§ Entries shown
+++

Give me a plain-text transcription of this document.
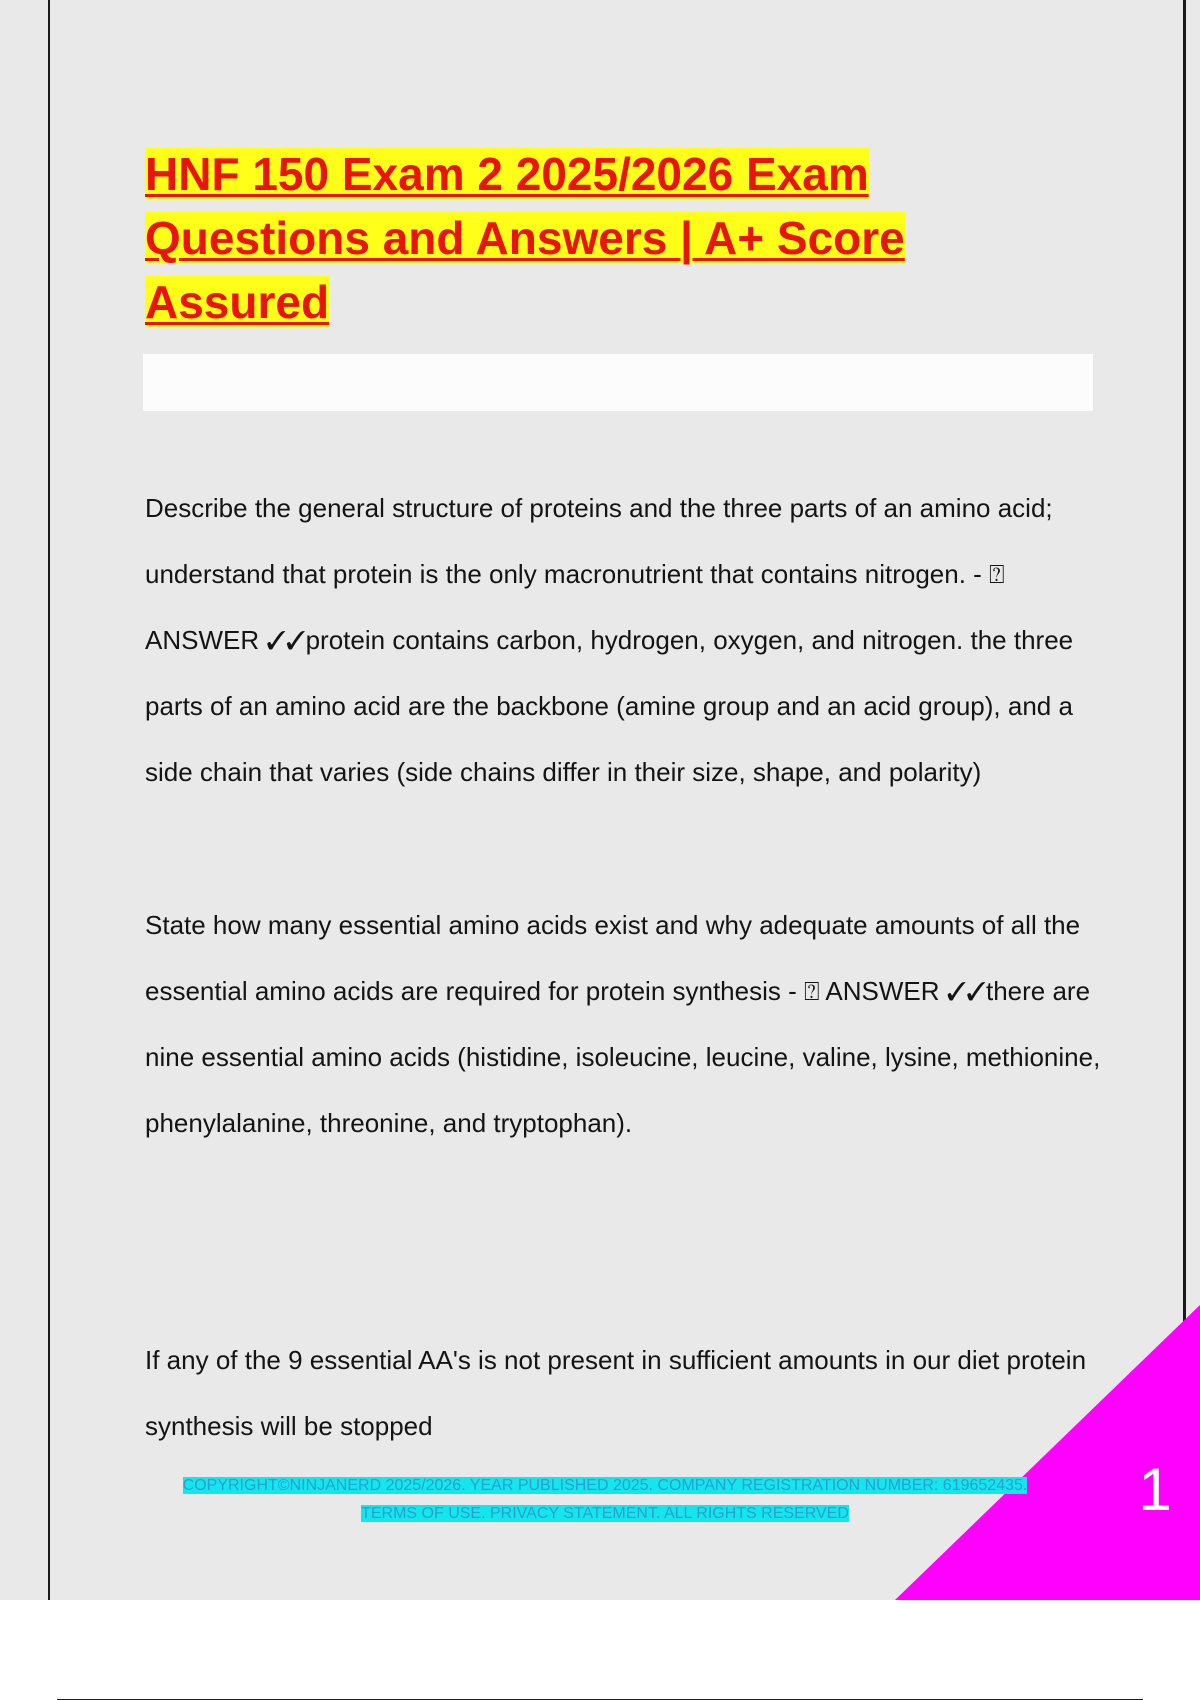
HNF 150 Exam 2 2025/2026 Exam Questions and Answers | A+ Score Assured

Describe the general structure of proteins and the three parts of an amino acid; understand that protein is the only macronutrient that contains nitrogen. - ⍰ ANSWER ✓✓protein contains carbon, hydrogen, oxygen, and nitrogen. the three parts of an amino acid are the backbone (amine group and an acid group), and a side chain that varies (side chains differ in their size, shape, and polarity)

State how many essential amino acids exist and why adequate amounts of all the essential amino acids are required for protein synthesis - ⍰ ANSWER ✓✓there are nine essential amino acids (histidine, isoleucine, leucine, valine, lysine, methionine, phenylalanine, threonine, and tryptophan).

If any of the 9 essential AA's is not present in sufficient amounts in our diet protein synthesis will be stopped

1
COPYRIGHT©NINJANERD 2025/2026. YEAR PUBLISHED 2025. COMPANY REGISTRATION NUMBER: 619652435. TERMS OF USE. PRIVACY STATEMENT. ALL RIGHTS RESERVED
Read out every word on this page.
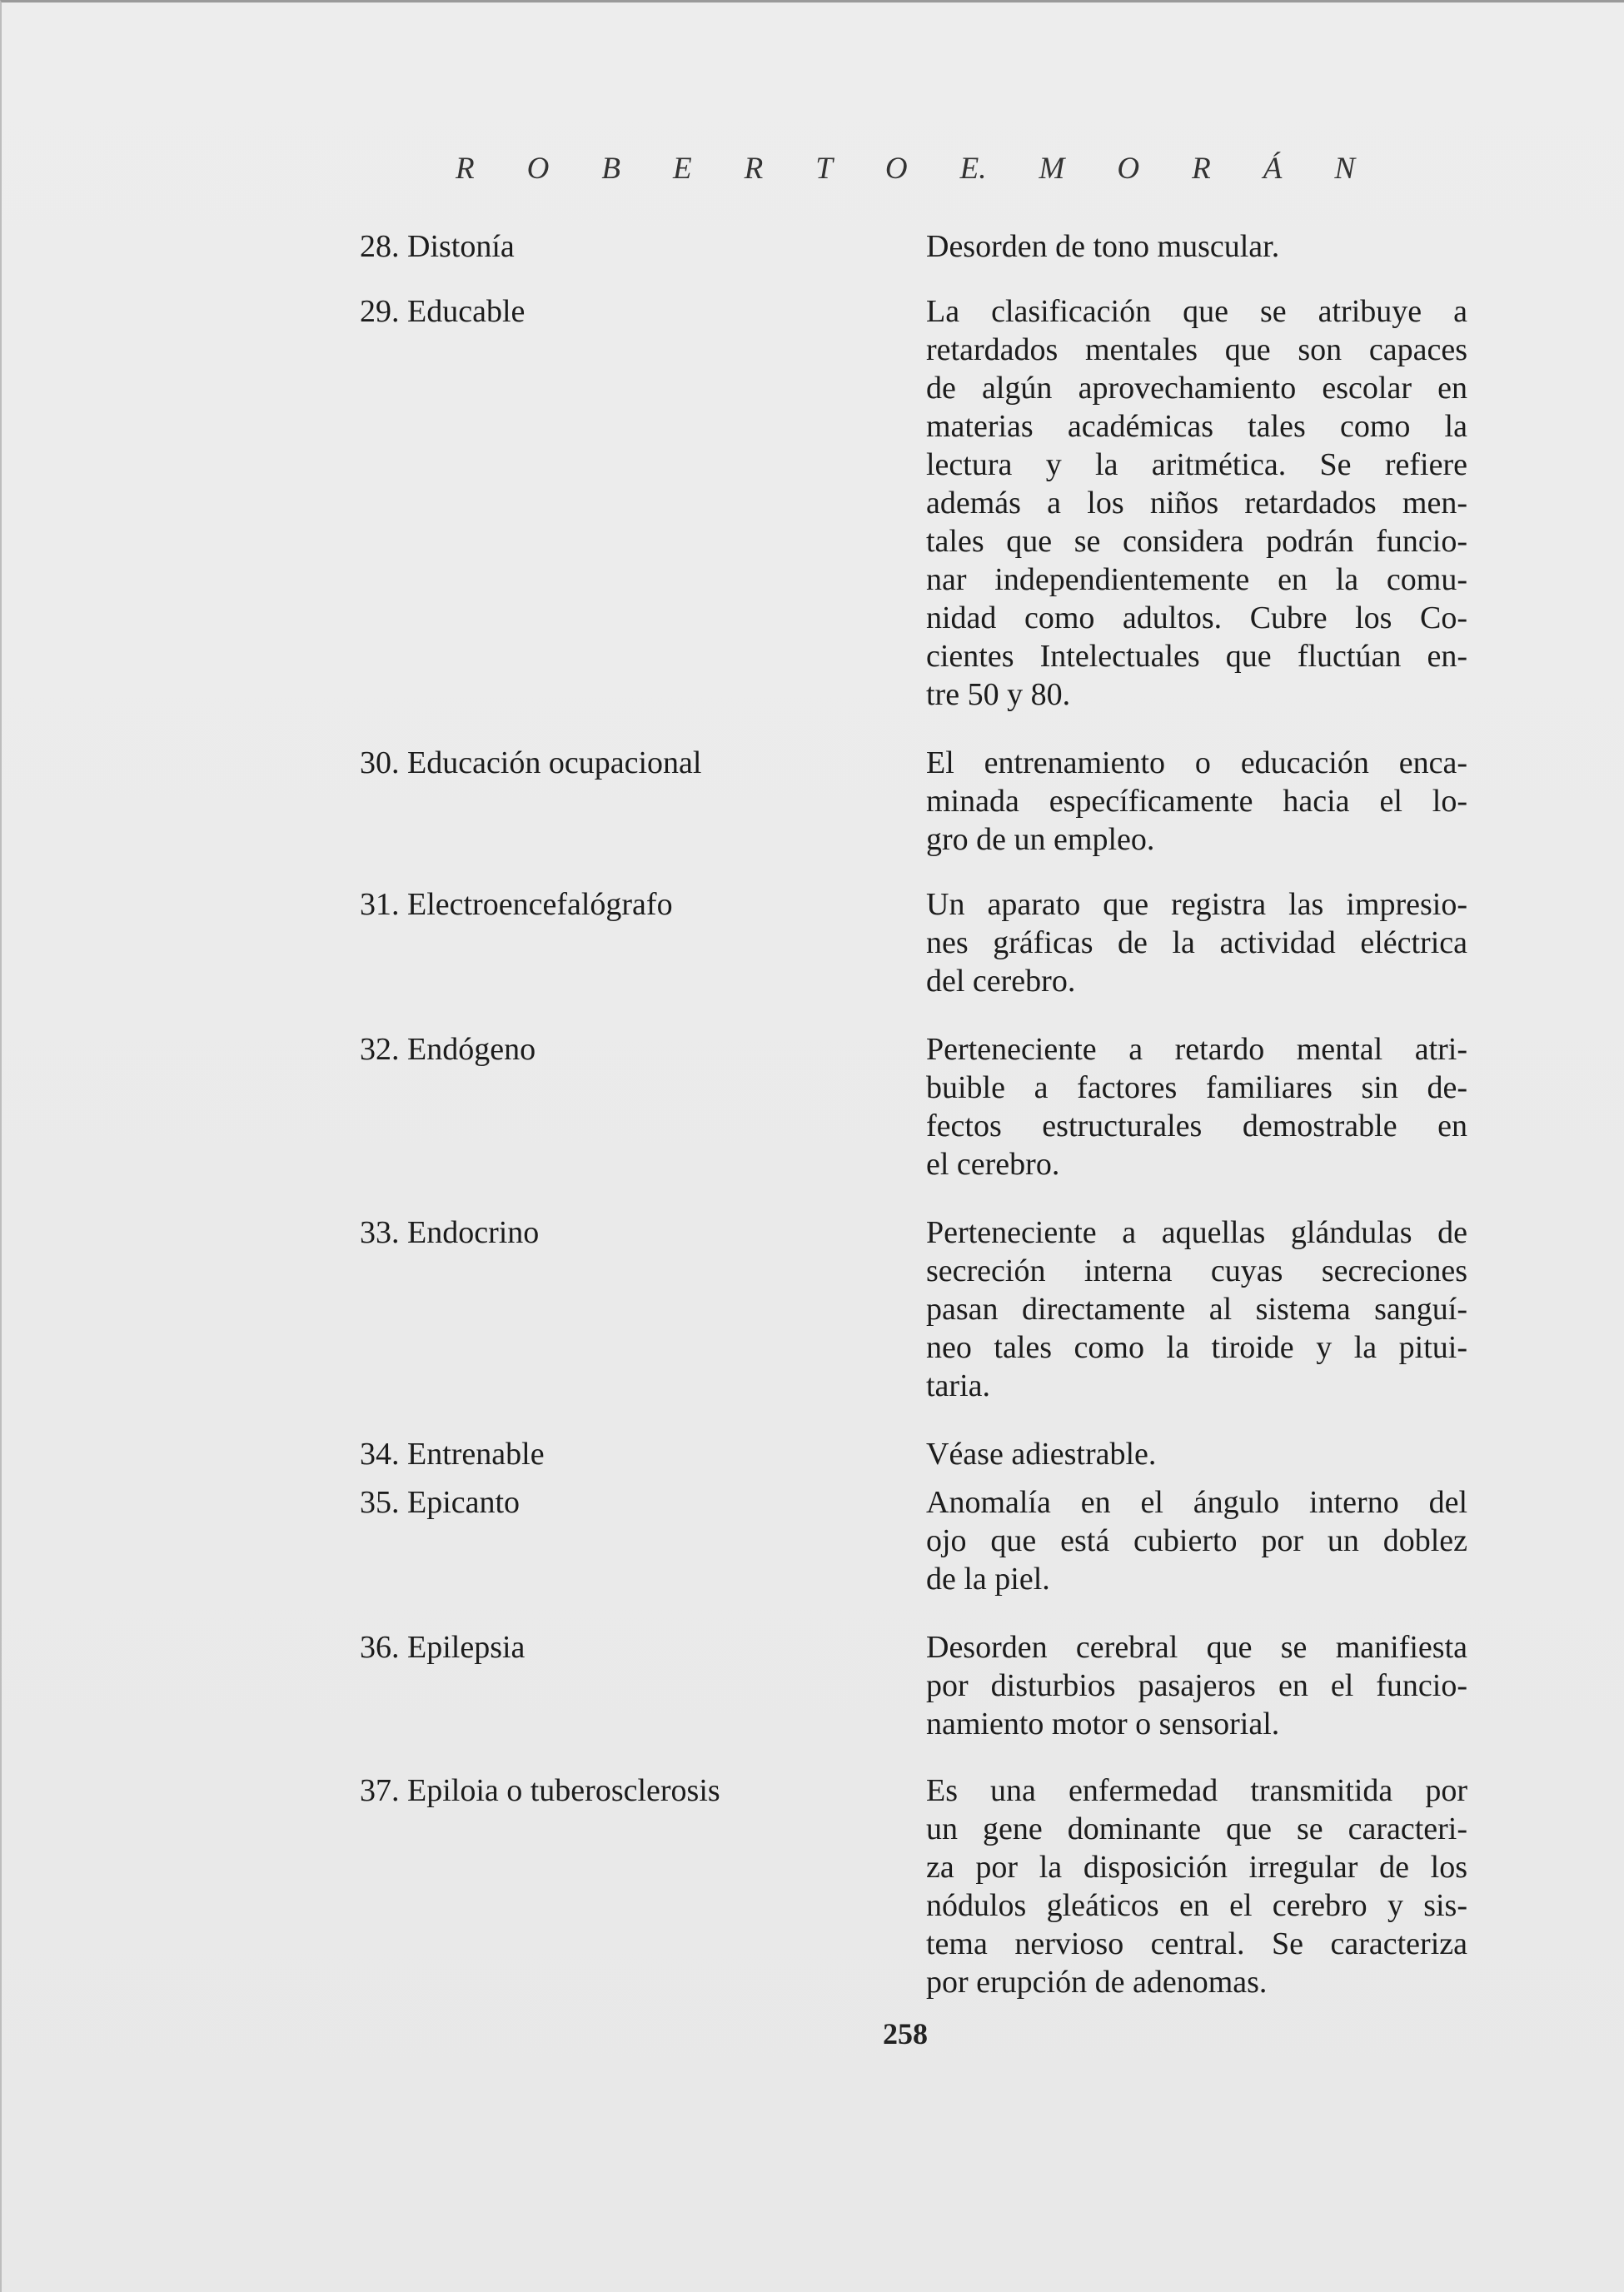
R O B E R T O E. M O R Á N
28. Distonía	Desorden de tono muscular.
29. Educable	La clasificación que se atribuye a
retardados mentales que son capaces
de algún aprovechamiento escolar en
materias académicas tales como la
lectura y la aritmética. Se refiere
además a los niños retardados men-
tales que se considera podrán funcio-
nar independientemente en la comu-
nidad como adultos. Cubre los Co-
cientes Intelectuales que fluctúan en-
tre 50 y 80.
30. Educación ocupacional	El entrenamiento o educación enca-
minada específicamente hacia el lo-
gro de un empleo.
31. Electroencefalógrafo	Un aparato que registra las impresio-
nes gráficas de la actividad eléctrica
del cerebro.
32. Endógeno	Perteneciente a retardo mental atri-
buible a factores familiares sin de-
fectos estructurales demostrable en
el cerebro.
33. Endocrino	Perteneciente a aquellas glándulas de
secreción interna cuyas secreciones
pasan directamente al sistema sanguí-
neo tales como la tiroide y la pitui-
taria.
34. Entrenable	Véase adiestrable.
35. Epicanto	Anomalía en el ángulo interno del
ojo que está cubierto por un doblez
de la piel.
36. Epilepsia	Desorden cerebral que se manifiesta
por disturbios pasajeros en el funcio-
namiento motor o sensorial.
37. Epiloia o tuberosclerosis	Es una enfermedad transmitida por
un gene dominante que se caracteri-
za por la disposición irregular de los
nódulos gleáticos en el cerebro y sis-
tema nervioso central. Se caracteriza
por erupción de adenomas.
258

+++

§ Your goal
The lines to report are those in the material above that contain the word "retardados"; copy every one of them.

§ Worked solution
retardados mentales que son capaces
además a los niños retardados men-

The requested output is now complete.